Your answer should be a single number: the count of lines containing "乙方员工在工作期间".
***** Excerpted records *****
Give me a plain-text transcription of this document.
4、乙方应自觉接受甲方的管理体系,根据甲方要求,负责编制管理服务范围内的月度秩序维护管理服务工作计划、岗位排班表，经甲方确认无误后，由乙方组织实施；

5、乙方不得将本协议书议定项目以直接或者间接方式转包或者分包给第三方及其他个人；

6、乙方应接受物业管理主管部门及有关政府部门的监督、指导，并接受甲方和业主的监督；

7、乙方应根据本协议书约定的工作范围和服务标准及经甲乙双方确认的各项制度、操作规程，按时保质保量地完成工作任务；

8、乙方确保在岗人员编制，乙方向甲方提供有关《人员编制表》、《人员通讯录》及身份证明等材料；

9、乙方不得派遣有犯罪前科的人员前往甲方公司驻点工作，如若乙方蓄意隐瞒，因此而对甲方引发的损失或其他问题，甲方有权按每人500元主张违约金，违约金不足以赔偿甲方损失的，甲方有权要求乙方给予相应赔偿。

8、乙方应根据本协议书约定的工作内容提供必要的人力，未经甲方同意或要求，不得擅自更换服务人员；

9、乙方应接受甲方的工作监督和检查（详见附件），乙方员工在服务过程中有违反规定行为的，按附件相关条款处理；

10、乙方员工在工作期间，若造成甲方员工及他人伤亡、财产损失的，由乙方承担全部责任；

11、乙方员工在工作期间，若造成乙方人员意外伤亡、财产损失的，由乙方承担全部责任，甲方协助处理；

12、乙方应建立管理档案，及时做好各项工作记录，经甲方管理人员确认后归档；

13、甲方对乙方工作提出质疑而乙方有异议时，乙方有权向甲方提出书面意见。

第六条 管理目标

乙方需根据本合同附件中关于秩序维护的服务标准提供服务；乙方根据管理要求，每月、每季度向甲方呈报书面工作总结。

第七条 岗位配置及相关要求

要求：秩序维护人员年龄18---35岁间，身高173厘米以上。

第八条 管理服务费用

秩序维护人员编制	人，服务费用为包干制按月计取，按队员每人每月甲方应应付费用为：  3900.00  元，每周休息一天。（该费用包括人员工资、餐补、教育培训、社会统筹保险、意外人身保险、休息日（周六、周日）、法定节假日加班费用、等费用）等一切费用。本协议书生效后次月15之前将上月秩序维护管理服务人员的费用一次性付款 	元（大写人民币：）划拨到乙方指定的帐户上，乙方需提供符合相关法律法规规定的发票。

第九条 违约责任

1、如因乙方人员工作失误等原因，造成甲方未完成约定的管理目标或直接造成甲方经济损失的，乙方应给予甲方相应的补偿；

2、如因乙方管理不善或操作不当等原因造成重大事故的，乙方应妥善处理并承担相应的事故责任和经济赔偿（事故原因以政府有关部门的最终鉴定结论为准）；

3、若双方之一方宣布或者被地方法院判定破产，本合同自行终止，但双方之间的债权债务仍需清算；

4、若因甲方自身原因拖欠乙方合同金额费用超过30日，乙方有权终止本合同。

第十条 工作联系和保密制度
*****
## The response
2